#### [Supplied data]
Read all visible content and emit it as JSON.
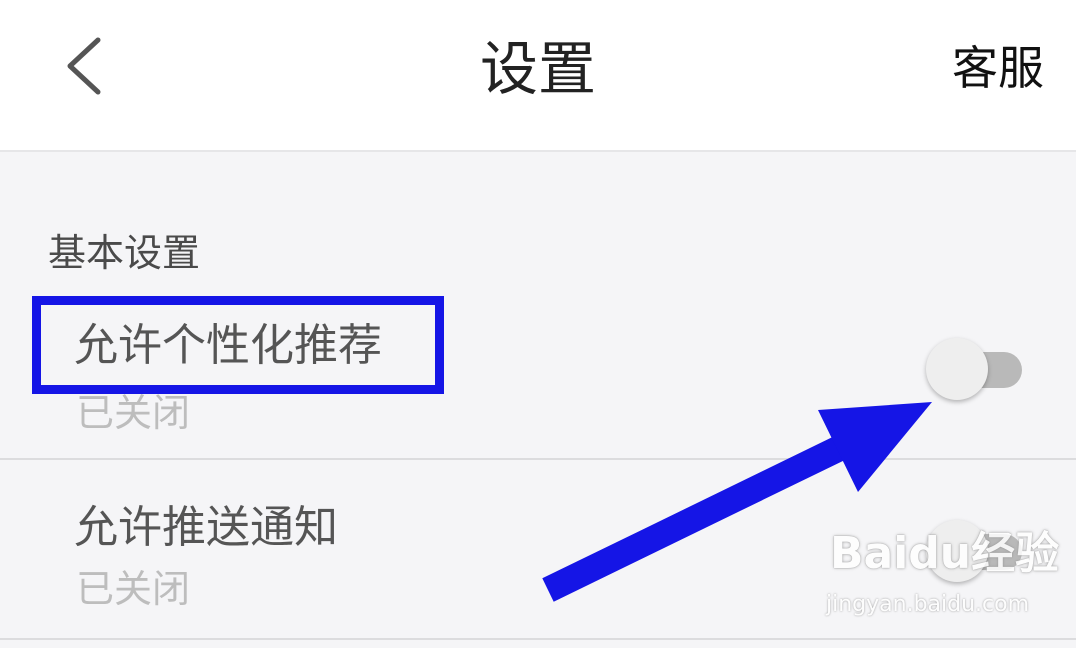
{
  "header": {
    "back_icon": "chevron-left-icon",
    "title": "设置",
    "service_label": "客服"
  },
  "section": {
    "title": "基本设置"
  },
  "settings": [
    {
      "label": "允许个性化推荐",
      "status": "已关闭",
      "enabled": false
    },
    {
      "label": "允许推送通知",
      "status": "已关闭",
      "enabled": false
    }
  ],
  "annotation": {
    "box_color": "#1515e6",
    "arrow_color": "#1515e6"
  },
  "watermark": {
    "logo_text": "Baidu经验",
    "url": "jingyan.baidu.com"
  },
  "colors": {
    "header_bg": "#ffffff",
    "page_bg": "#f5f5f7",
    "toggle_off_track": "#b9b9b9",
    "toggle_knob": "#eeeeee"
  }
}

#### [Task statement]
Apart from the pictures, the entries above are to be repeated in full and exactly.

#### [Exercise solution]
Read all visible content and emit it as JSON.
{
  "header": {
    "back_icon": "chevron-left-icon",
    "title": "设置",
    "service_label": "客服"
  },
  "section": {
    "title": "基本设置"
  },
  "settings": [
    {
      "label": "允许个性化推荐",
      "status": "已关闭",
      "enabled": false
    },
    {
      "label": "允许推送通知",
      "status": "已关闭",
      "enabled": false
    }
  ],
  "annotation": {
    "box_color": "#1515e6",
    "arrow_color": "#1515e6"
  },
  "watermark": {
    "logo_text": "Baidu经验",
    "url": "jingyan.baidu.com"
  },
  "colors": {
    "header_bg": "#ffffff",
    "page_bg": "#f5f5f7",
    "toggle_off_track": "#b9b9b9",
    "toggle_knob": "#eeeeee"
  }
}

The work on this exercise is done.